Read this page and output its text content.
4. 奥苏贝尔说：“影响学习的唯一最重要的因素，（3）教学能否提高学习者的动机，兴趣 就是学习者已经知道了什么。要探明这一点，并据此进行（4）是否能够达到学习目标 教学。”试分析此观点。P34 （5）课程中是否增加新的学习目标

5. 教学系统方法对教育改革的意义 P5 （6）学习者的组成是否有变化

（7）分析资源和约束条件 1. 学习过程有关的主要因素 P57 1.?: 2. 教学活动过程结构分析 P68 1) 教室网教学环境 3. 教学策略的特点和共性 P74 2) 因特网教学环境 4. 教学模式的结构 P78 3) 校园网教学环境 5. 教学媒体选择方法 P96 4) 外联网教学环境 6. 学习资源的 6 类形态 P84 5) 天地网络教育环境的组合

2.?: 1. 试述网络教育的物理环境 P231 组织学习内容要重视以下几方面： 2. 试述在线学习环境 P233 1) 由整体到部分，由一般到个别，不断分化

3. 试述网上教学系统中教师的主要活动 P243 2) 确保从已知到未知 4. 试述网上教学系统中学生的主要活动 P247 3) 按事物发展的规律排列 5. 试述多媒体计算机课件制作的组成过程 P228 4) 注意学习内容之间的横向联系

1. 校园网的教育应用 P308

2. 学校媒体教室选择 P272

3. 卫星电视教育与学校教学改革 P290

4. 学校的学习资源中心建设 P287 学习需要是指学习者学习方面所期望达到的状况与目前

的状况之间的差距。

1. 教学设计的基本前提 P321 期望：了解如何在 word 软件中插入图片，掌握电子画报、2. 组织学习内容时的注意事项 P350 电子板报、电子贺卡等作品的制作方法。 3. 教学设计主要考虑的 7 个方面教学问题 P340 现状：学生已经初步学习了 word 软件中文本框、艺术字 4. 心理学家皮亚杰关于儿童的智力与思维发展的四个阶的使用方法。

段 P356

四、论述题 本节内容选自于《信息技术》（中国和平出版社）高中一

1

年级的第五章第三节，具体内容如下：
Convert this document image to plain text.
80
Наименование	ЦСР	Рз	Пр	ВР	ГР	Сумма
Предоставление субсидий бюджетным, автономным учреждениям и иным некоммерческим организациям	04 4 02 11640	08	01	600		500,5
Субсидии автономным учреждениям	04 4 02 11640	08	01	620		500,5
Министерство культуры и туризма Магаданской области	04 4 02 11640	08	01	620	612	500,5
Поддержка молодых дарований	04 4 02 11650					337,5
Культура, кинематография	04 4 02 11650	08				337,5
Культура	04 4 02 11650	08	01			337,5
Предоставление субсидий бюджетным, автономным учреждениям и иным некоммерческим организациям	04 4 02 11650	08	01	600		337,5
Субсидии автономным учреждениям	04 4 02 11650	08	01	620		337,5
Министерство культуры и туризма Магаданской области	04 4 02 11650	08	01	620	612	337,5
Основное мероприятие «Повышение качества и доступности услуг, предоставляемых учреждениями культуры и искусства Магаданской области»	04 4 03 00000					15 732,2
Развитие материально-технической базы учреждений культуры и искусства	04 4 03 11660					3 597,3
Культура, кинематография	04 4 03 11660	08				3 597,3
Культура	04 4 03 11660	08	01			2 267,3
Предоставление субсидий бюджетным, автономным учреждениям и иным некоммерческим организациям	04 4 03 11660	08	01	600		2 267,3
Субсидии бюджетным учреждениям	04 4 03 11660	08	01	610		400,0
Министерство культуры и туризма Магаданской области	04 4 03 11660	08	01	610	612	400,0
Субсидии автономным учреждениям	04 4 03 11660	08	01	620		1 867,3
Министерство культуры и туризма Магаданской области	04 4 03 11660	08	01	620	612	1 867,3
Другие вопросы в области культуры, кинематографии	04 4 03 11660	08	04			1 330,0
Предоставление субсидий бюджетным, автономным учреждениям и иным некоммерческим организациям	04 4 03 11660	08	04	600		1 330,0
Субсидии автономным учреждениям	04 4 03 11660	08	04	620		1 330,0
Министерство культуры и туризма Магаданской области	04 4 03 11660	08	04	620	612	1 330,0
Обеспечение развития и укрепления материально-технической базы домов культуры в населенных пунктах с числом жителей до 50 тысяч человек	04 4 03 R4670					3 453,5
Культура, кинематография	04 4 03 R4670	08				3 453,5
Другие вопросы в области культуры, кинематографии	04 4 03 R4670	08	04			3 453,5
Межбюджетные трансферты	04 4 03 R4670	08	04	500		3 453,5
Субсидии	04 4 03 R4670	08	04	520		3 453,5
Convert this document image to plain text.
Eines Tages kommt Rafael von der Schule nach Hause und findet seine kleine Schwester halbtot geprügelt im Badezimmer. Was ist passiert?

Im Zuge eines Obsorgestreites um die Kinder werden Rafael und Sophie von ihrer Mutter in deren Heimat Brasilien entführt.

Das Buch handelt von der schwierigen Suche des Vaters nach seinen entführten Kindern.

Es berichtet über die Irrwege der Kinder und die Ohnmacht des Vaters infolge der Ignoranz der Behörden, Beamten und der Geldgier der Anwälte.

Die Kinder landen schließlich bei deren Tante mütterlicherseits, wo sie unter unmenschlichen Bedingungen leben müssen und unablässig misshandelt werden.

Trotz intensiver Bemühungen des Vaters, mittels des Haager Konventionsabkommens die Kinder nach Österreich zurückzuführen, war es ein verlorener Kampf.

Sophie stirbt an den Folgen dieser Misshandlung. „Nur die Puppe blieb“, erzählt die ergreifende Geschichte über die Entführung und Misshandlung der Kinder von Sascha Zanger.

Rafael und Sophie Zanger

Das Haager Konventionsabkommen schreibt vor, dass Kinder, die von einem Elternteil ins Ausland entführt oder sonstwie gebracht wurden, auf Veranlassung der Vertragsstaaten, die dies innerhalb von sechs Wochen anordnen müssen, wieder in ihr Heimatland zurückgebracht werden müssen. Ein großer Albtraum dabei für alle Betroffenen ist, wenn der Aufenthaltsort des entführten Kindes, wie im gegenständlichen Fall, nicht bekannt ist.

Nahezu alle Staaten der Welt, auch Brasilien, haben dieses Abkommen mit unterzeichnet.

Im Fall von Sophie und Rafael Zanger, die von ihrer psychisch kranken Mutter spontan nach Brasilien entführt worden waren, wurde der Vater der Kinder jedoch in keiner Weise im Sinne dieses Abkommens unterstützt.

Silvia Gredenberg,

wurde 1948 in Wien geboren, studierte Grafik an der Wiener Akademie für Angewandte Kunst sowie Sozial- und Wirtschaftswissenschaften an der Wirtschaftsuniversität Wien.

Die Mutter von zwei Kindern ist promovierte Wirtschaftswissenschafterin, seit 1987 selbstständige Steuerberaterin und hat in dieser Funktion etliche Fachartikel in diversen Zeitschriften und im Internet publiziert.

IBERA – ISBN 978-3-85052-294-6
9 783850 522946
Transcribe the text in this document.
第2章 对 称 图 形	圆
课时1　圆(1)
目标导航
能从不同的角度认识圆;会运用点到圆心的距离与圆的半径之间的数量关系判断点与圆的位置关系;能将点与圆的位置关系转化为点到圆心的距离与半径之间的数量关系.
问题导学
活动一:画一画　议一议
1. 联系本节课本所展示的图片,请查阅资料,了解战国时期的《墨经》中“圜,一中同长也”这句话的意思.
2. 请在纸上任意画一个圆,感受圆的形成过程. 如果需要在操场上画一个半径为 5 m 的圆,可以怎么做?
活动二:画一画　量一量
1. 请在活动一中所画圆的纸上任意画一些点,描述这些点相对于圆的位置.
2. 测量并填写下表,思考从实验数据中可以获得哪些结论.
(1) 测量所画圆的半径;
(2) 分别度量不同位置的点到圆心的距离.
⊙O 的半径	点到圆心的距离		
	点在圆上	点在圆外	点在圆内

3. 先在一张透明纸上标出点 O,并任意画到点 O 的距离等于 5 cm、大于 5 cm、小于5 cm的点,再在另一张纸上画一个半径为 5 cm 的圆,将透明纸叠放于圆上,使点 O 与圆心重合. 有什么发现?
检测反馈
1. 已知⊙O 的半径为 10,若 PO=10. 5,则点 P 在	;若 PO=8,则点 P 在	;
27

**What you are asked to do:** Pick out each line in the material containing "Vaters".

**Response to this task:**
Das Buch handelt von der schwierigen Suche des Vaters nach seinen entführten Kindern.
Es berichtet über die Irrwege der Kinder und die Ohnmacht des Vaters infolge der Ignoranz der Behörden, Beamten und der Geldgier der Anwälte.
Trotz intensiver Bemühungen des Vaters, mittels des Haager Konventionsabkommens die Kinder nach Österreich zurückzuführen, war es ein verlorener Kampf.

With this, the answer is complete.